### What you have to do
In the records below, locate the line containing "Give me the"; output that line and every following line through the last, exactly.

### Source material
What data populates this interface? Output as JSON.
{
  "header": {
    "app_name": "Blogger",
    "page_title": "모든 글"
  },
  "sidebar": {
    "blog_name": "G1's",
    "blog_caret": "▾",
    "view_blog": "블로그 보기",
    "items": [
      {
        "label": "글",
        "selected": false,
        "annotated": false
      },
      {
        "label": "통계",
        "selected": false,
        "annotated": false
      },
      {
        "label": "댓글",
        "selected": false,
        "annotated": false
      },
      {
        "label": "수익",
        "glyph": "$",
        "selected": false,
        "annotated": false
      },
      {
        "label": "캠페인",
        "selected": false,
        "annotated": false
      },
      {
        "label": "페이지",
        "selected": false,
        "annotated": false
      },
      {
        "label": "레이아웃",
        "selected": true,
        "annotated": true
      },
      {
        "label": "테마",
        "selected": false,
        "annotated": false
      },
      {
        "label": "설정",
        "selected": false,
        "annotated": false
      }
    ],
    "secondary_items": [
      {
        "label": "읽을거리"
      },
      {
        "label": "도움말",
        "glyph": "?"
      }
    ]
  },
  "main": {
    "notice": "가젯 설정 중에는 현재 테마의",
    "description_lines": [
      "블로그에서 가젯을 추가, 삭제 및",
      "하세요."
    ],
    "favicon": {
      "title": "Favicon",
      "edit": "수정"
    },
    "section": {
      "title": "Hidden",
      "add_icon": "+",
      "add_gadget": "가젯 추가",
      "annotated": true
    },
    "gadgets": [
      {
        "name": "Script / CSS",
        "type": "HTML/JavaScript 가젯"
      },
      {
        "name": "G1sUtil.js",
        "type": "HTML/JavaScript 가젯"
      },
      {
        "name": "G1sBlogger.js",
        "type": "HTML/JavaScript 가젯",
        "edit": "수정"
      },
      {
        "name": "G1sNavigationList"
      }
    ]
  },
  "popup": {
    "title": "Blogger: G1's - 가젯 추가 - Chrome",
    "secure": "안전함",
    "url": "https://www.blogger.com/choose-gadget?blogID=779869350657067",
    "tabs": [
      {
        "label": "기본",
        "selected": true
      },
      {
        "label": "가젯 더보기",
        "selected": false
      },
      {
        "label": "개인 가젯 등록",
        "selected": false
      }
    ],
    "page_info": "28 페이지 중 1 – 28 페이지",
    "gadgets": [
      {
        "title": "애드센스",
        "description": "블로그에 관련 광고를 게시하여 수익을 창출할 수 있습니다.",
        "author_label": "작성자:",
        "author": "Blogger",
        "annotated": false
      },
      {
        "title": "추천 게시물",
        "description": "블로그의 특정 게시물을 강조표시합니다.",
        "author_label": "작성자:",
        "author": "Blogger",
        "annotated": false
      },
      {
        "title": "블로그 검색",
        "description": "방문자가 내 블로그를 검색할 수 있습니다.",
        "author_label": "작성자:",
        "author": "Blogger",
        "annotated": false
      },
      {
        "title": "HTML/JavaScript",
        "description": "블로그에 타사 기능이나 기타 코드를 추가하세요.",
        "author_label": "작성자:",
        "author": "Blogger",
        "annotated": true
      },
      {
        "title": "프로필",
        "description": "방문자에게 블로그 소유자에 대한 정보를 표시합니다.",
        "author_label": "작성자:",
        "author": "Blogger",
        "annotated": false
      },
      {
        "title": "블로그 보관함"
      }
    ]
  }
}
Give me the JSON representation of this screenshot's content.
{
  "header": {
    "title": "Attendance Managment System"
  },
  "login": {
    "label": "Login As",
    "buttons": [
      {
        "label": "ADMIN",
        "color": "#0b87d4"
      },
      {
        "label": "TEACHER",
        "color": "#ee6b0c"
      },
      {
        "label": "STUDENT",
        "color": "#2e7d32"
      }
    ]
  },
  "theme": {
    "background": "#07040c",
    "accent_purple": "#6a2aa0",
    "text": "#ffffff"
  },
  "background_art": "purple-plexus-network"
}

### Reply to the exercise
Give me the JSON representation of this screenshot's content.
{
  "header": {
    "title": "Attendance Managment System"
  },
  "login": {
    "label": "Login As",
    "buttons": [
      {
        "label": "ADMIN",
        "color": "#0b87d4"
      },
      {
        "label": "TEACHER",
        "color": "#ee6b0c"
      },
      {
        "label": "STUDENT",
        "color": "#2e7d32"
      }
    ]
  },
  "theme": {
    "background": "#07040c",
    "accent_purple": "#6a2aa0",
    "text": "#ffffff"
  },
  "background_art": "purple-plexus-network"
}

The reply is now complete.